═════ Source excerpt ═════
View Full Version : The Ladies at Waterloo 2006

12-31-2007, 06:15 AM
I don't want to clutter up the two posts about women in ranks so I'm posting these photos here. There are some examples of European women re-enacters who would, maybe SHOULD pass muster in ranks.

Individual photos..









12-31-2007, 09:36 AM
They pretty much look like women to me - some are easier to spot than others but it's not the body or the wide hips etc all the time - it's the face. These folks have the face of a woman. It's just different. It's pretty obvious that most of these women, with the exception of the hussar, have taken pains to hide their gender but I'm pretty sure I would be able to pick them out as women in a crowd.

The one that comes the closest to passing in my opinion is the third photo of the French infantry soldier. She looks pretty good at that angle but the person behind her is definitely a woman.

Poor Private
12-31-2007, 10:02 AM
Has anyone taken into account that we are putting ladies who are in their late 20's to 30's into these uniforms. Possibly if the ladies were in thier teens to early 20's they would look the same as the males since they haven't gottin into their full womanhood yet. There were more young men in the service at the time than us "old farts". Compare thier average age per unit to ours. So they would look more dare I say the word feminine since they hadn't had their facial hair yet, nore the worry of the world. If you compare todays 17-19 year old male and female side by side I think you would see what I am refering to. And isn't their physical charactoristics smaller than our today duer to diet and work?

12-31-2007, 10:12 AM

I agree with you and I could pick them out IF I was looking. I think the photographer knew these women and was zooming in on them. I picked photos of the best efforts from the collection. The mass troop shots that appeared with these photos don't reveal them overtly as women. I think it's the uniform styles especially the 1720's event photo.

The Spanish event just included female guerrillas in female clothes. I've seen some period prints of that from the Peninsula War.

I have to give them credit for the effort.

12-31-2007, 10:29 AM
They *could* pass, they just need to change a few things.

But... Number 5, you could tell shes a woman from anywhere.

12-31-2007, 11:10 AM
Alls I know... I wouldnt want someone looking at me saying "She sure could pass as a male soldier" :) Just not a compliment to me! lol.

01-01-2008, 08:17 AM
Spanish women as irregulars against the French would be accurate. From what I understand, many Spanish women fought in that conflict.
═════
Could you return, word for word, the part of the forum thread on women reenactors that begins at the words "12-31-2007, 10:12 AM" and stops after "woman from anywhere."?
═════ Source data ═════
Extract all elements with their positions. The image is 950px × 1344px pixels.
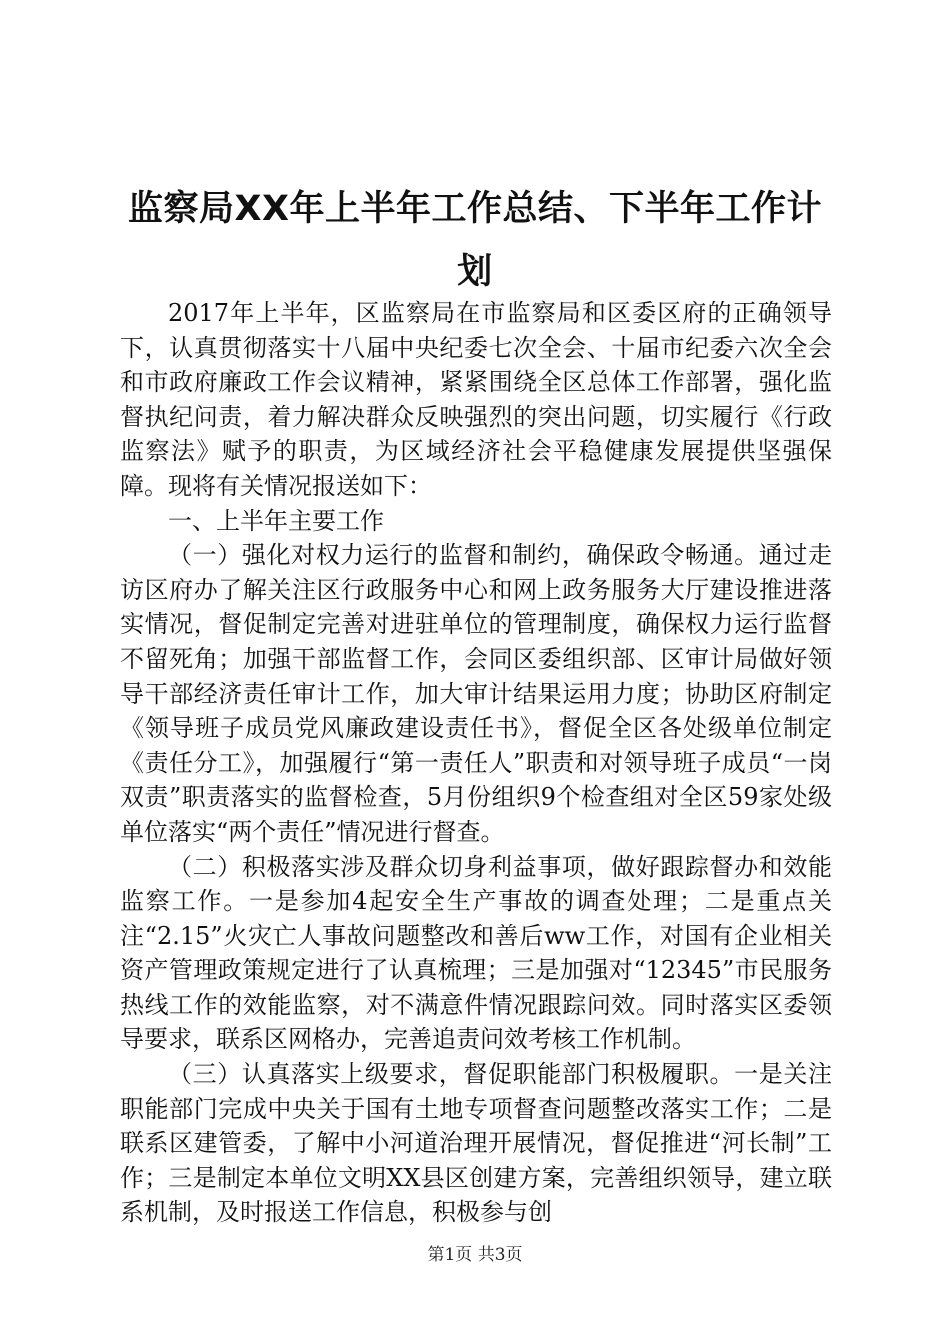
═════
Completed task:
12-31-2007, 10:12 AM

I agree with you and I could pick them out IF I was looking. I think the photographer knew these women and was zooming in on them. I picked photos of the best efforts from the collection. The mass troop shots that appeared with these photos don't reveal them overtly as women. I think it's the uniform styles especially the 1720's event photo.

The Spanish event just included female guerrillas in female clothes. I've seen some period prints of that from the Peninsula War.

I have to give them credit for the effort.

12-31-2007, 10:29 AM
They *could* pass, they just need to change a few things.

But... Number 5, you could tell shes a woman from anywhere.